## [What to produce]
Reproduce the material word for word; the images stay out.

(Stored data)
==============================

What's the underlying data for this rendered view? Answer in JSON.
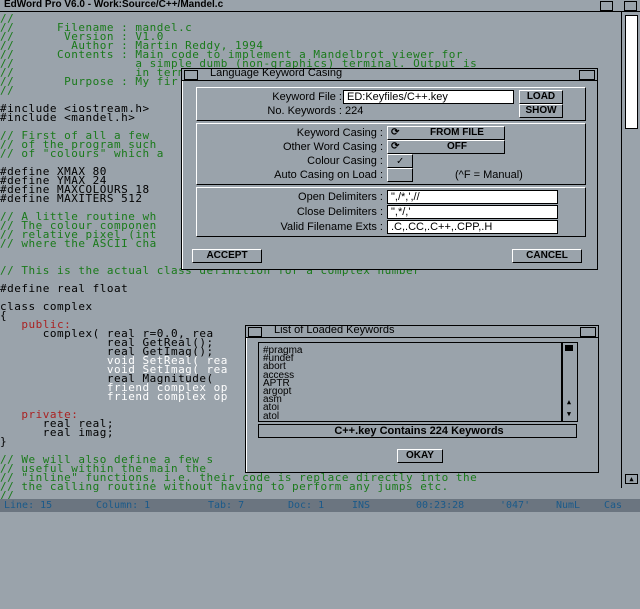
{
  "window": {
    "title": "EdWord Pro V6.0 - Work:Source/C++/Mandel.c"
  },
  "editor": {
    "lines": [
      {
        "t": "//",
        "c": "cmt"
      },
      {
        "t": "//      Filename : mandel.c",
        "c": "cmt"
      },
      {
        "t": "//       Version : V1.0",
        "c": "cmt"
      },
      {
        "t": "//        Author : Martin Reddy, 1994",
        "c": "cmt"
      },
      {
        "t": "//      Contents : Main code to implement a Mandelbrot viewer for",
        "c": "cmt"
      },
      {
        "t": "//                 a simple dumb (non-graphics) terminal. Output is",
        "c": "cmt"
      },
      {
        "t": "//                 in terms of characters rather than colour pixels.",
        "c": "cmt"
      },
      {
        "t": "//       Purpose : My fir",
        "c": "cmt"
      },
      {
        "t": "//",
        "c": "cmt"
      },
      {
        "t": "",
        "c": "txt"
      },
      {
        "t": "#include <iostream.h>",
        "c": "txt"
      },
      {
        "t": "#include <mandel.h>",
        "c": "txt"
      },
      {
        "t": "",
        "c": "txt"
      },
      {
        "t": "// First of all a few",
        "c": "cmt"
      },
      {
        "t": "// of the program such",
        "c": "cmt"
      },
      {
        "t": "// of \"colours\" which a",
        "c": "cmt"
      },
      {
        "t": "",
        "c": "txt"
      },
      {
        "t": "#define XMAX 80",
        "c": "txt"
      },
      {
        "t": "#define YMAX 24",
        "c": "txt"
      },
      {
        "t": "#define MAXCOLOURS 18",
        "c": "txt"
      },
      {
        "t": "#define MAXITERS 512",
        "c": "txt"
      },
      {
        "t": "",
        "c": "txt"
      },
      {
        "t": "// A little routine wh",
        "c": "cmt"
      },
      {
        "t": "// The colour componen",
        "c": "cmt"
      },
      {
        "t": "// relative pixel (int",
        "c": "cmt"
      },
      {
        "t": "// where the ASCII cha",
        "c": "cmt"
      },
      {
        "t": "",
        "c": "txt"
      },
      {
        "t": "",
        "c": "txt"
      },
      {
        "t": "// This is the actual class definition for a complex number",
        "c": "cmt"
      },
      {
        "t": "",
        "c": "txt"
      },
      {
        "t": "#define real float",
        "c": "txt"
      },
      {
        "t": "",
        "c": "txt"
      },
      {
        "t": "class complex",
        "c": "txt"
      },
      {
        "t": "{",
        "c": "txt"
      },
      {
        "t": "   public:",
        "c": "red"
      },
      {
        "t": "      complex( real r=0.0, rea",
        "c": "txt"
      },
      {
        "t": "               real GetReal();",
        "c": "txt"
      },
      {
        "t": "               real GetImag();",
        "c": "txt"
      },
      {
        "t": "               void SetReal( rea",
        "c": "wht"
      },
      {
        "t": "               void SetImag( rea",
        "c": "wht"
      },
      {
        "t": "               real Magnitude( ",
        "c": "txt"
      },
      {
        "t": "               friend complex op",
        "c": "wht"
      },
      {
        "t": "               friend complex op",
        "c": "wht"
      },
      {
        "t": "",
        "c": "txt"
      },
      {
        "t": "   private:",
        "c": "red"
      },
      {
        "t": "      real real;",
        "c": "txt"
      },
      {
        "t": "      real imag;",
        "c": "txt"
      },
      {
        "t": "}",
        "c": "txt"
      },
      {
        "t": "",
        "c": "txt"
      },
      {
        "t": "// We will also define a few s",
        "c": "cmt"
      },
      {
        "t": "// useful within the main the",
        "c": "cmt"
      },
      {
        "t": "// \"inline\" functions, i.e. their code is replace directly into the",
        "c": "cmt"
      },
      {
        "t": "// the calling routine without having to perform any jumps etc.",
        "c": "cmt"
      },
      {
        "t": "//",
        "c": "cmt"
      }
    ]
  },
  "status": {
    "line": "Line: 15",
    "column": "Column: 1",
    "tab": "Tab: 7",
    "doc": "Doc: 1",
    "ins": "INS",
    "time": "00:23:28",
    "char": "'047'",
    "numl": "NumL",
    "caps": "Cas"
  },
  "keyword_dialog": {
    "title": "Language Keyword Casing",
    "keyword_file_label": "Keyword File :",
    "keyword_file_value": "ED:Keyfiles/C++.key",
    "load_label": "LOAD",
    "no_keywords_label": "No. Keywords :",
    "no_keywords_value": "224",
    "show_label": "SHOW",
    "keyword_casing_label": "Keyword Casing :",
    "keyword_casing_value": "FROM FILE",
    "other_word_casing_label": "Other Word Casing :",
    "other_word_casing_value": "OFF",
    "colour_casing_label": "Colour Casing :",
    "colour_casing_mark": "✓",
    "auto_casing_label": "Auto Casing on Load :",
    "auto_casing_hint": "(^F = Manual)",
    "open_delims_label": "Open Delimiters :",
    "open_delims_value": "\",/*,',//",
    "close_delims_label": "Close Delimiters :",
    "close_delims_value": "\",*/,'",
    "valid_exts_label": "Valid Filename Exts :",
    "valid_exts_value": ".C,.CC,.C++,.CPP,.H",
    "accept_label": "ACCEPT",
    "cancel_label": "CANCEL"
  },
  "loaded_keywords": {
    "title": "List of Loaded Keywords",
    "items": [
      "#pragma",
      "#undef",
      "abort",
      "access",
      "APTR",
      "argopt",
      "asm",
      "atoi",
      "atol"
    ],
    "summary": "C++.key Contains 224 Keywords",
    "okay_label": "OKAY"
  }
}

==============================

## [Result]
What's the underlying data for this rendered view? Answer in JSON.
{
  "window": {
    "title": "EdWord Pro V6.0 - Work:Source/C++/Mandel.c"
  },
  "editor": {
    "lines": [
      {
        "t": "//",
        "c": "cmt"
      },
      {
        "t": "//      Filename : mandel.c",
        "c": "cmt"
      },
      {
        "t": "//       Version : V1.0",
        "c": "cmt"
      },
      {
        "t": "//        Author : Martin Reddy, 1994",
        "c": "cmt"
      },
      {
        "t": "//      Contents : Main code to implement a Mandelbrot viewer for",
        "c": "cmt"
      },
      {
        "t": "//                 a simple dumb (non-graphics) terminal. Output is",
        "c": "cmt"
      },
      {
        "t": "//                 in terms of characters rather than colour pixels.",
        "c": "cmt"
      },
      {
        "t": "//       Purpose : My fir",
        "c": "cmt"
      },
      {
        "t": "//",
        "c": "cmt"
      },
      {
        "t": "",
        "c": "txt"
      },
      {
        "t": "#include <iostream.h>",
        "c": "txt"
      },
      {
        "t": "#include <mandel.h>",
        "c": "txt"
      },
      {
        "t": "",
        "c": "txt"
      },
      {
        "t": "// First of all a few",
        "c": "cmt"
      },
      {
        "t": "// of the program such",
        "c": "cmt"
      },
      {
        "t": "// of \"colours\" which a",
        "c": "cmt"
      },
      {
        "t": "",
        "c": "txt"
      },
      {
        "t": "#define XMAX 80",
        "c": "txt"
      },
      {
        "t": "#define YMAX 24",
        "c": "txt"
      },
      {
        "t": "#define MAXCOLOURS 18",
        "c": "txt"
      },
      {
        "t": "#define MAXITERS 512",
        "c": "txt"
      },
      {
        "t": "",
        "c": "txt"
      },
      {
        "t": "// A little routine wh",
        "c": "cmt"
      },
      {
        "t": "// The colour componen",
        "c": "cmt"
      },
      {
        "t": "// relative pixel (int",
        "c": "cmt"
      },
      {
        "t": "// where the ASCII cha",
        "c": "cmt"
      },
      {
        "t": "",
        "c": "txt"
      },
      {
        "t": "",
        "c": "txt"
      },
      {
        "t": "// This is the actual class definition for a complex number",
        "c": "cmt"
      },
      {
        "t": "",
        "c": "txt"
      },
      {
        "t": "#define real float",
        "c": "txt"
      },
      {
        "t": "",
        "c": "txt"
      },
      {
        "t": "class complex",
        "c": "txt"
      },
      {
        "t": "{",
        "c": "txt"
      },
      {
        "t": "   public:",
        "c": "red"
      },
      {
        "t": "      complex( real r=0.0, rea",
        "c": "txt"
      },
      {
        "t": "               real GetReal();",
        "c": "txt"
      },
      {
        "t": "               real GetImag();",
        "c": "txt"
      },
      {
        "t": "               void SetReal( rea",
        "c": "wht"
      },
      {
        "t": "               void SetImag( rea",
        "c": "wht"
      },
      {
        "t": "               real Magnitude( ",
        "c": "txt"
      },
      {
        "t": "               friend complex op",
        "c": "wht"
      },
      {
        "t": "               friend complex op",
        "c": "wht"
      },
      {
        "t": "",
        "c": "txt"
      },
      {
        "t": "   private:",
        "c": "red"
      },
      {
        "t": "      real real;",
        "c": "txt"
      },
      {
        "t": "      real imag;",
        "c": "txt"
      },
      {
        "t": "}",
        "c": "txt"
      },
      {
        "t": "",
        "c": "txt"
      },
      {
        "t": "// We will also define a few s",
        "c": "cmt"
      },
      {
        "t": "// useful within the main the",
        "c": "cmt"
      },
      {
        "t": "// \"inline\" functions, i.e. their code is replace directly into the",
        "c": "cmt"
      },
      {
        "t": "// the calling routine without having to perform any jumps etc.",
        "c": "cmt"
      },
      {
        "t": "//",
        "c": "cmt"
      }
    ]
  },
  "status": {
    "line": "Line: 15",
    "column": "Column: 1",
    "tab": "Tab: 7",
    "doc": "Doc: 1",
    "ins": "INS",
    "time": "00:23:28",
    "char": "'047'",
    "numl": "NumL",
    "caps": "Cas"
  },
  "keyword_dialog": {
    "title": "Language Keyword Casing",
    "keyword_file_label": "Keyword File :",
    "keyword_file_value": "ED:Keyfiles/C++.key",
    "load_label": "LOAD",
    "no_keywords_label": "No. Keywords :",
    "no_keywords_value": "224",
    "show_label": "SHOW",
    "keyword_casing_label": "Keyword Casing :",
    "keyword_casing_value": "FROM FILE",
    "other_word_casing_label": "Other Word Casing :",
    "other_word_casing_value": "OFF",
    "colour_casing_label": "Colour Casing :",
    "colour_casing_mark": "✓",
    "auto_casing_label": "Auto Casing on Load :",
    "auto_casing_hint": "(^F = Manual)",
    "open_delims_label": "Open Delimiters :",
    "open_delims_value": "\",/*,',//",
    "close_delims_label": "Close Delimiters :",
    "close_delims_value": "\",*/,'",
    "valid_exts_label": "Valid Filename Exts :",
    "valid_exts_value": ".C,.CC,.C++,.CPP,.H",
    "accept_label": "ACCEPT",
    "cancel_label": "CANCEL"
  },
  "loaded_keywords": {
    "title": "List of Loaded Keywords",
    "items": [
      "#pragma",
      "#undef",
      "abort",
      "access",
      "APTR",
      "argopt",
      "asm",
      "atoi",
      "atol"
    ],
    "summary": "C++.key Contains 224 Keywords",
    "okay_label": "OKAY"
  }
}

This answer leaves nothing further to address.